> **What is expected**: Print all the records exactly, please.

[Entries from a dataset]
%%
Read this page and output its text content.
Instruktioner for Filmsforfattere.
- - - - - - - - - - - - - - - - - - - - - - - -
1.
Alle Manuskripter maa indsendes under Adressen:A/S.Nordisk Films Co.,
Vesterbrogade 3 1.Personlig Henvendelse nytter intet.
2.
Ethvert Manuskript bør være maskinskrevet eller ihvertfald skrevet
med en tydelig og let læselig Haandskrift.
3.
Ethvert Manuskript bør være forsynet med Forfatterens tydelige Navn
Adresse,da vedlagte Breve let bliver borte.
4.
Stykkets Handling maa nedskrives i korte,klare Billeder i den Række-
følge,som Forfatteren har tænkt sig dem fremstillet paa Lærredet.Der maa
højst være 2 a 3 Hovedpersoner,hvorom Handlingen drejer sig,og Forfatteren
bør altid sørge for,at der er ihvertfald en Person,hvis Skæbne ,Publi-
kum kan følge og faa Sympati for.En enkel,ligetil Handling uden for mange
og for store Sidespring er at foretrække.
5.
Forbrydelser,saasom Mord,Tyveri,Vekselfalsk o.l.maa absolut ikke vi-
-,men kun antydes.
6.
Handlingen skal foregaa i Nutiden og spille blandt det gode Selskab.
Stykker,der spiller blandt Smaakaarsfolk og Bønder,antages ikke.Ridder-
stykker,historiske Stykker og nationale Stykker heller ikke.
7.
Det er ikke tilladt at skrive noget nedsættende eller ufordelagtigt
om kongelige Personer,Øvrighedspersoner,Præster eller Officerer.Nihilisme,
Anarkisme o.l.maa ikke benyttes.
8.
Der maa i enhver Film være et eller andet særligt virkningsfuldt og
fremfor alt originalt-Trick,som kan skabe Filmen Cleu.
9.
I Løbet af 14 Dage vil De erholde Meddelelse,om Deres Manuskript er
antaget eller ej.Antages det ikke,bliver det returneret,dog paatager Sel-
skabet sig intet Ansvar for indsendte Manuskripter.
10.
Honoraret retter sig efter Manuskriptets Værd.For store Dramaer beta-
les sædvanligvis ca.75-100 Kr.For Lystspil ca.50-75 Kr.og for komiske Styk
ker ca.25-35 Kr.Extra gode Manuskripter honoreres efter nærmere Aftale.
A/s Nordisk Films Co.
%%
> **Completed task**:
Read this page and output its text content.
Instruktioner for Filmsforfattere.
- - - - - - - - - - - - - - - - - - - - - - - -
1.
Alle Manuskripter maa indsendes under Adressen:A/S.Nordisk Films Co.,
Vesterbrogade 3 1.Personlig Henvendelse nytter intet.
2.
Ethvert Manuskript bør være maskinskrevet eller ihvertfald skrevet
med en tydelig og let læselig Haandskrift.
3.
Ethvert Manuskript bør være forsynet med Forfatterens tydelige Navn
Adresse,da vedlagte Breve let bliver borte.
4.
Stykkets Handling maa nedskrives i korte,klare Billeder i den Række-
følge,som Forfatteren har tænkt sig dem fremstillet paa Lærredet.Der maa
højst være 2 a 3 Hovedpersoner,hvorom Handlingen drejer sig,og Forfatteren
bør altid sørge for,at der er ihvertfald en Person,hvis Skæbne ,Publi-
kum kan følge og faa Sympati for.En enkel,ligetil Handling uden for mange
og for store Sidespring er at foretrække.
5.
Forbrydelser,saasom Mord,Tyveri,Vekselfalsk o.l.maa absolut ikke vi-
-,men kun antydes.
6.
Handlingen skal foregaa i Nutiden og spille blandt det gode Selskab.
Stykker,der spiller blandt Smaakaarsfolk og Bønder,antages ikke.Ridder-
stykker,historiske Stykker og nationale Stykker heller ikke.
7.
Det er ikke tilladt at skrive noget nedsættende eller ufordelagtigt
om kongelige Personer,Øvrighedspersoner,Præster eller Officerer.Nihilisme,
Anarkisme o.l.maa ikke benyttes.
8.
Der maa i enhver Film være et eller andet særligt virkningsfuldt og
fremfor alt originalt-Trick,som kan skabe Filmen Cleu.
9.
I Løbet af 14 Dage vil De erholde Meddelelse,om Deres Manuskript er
antaget eller ej.Antages det ikke,bliver det returneret,dog paatager Sel-
skabet sig intet Ansvar for indsendte Manuskripter.
10.
Honoraret retter sig efter Manuskriptets Værd.For store Dramaer beta-
les sædvanligvis ca.75-100 Kr.For Lystspil ca.50-75 Kr.og for komiske Styk
ker ca.25-35 Kr.Extra gode Manuskripter honoreres efter nærmere Aftale.
A/s Nordisk Films Co.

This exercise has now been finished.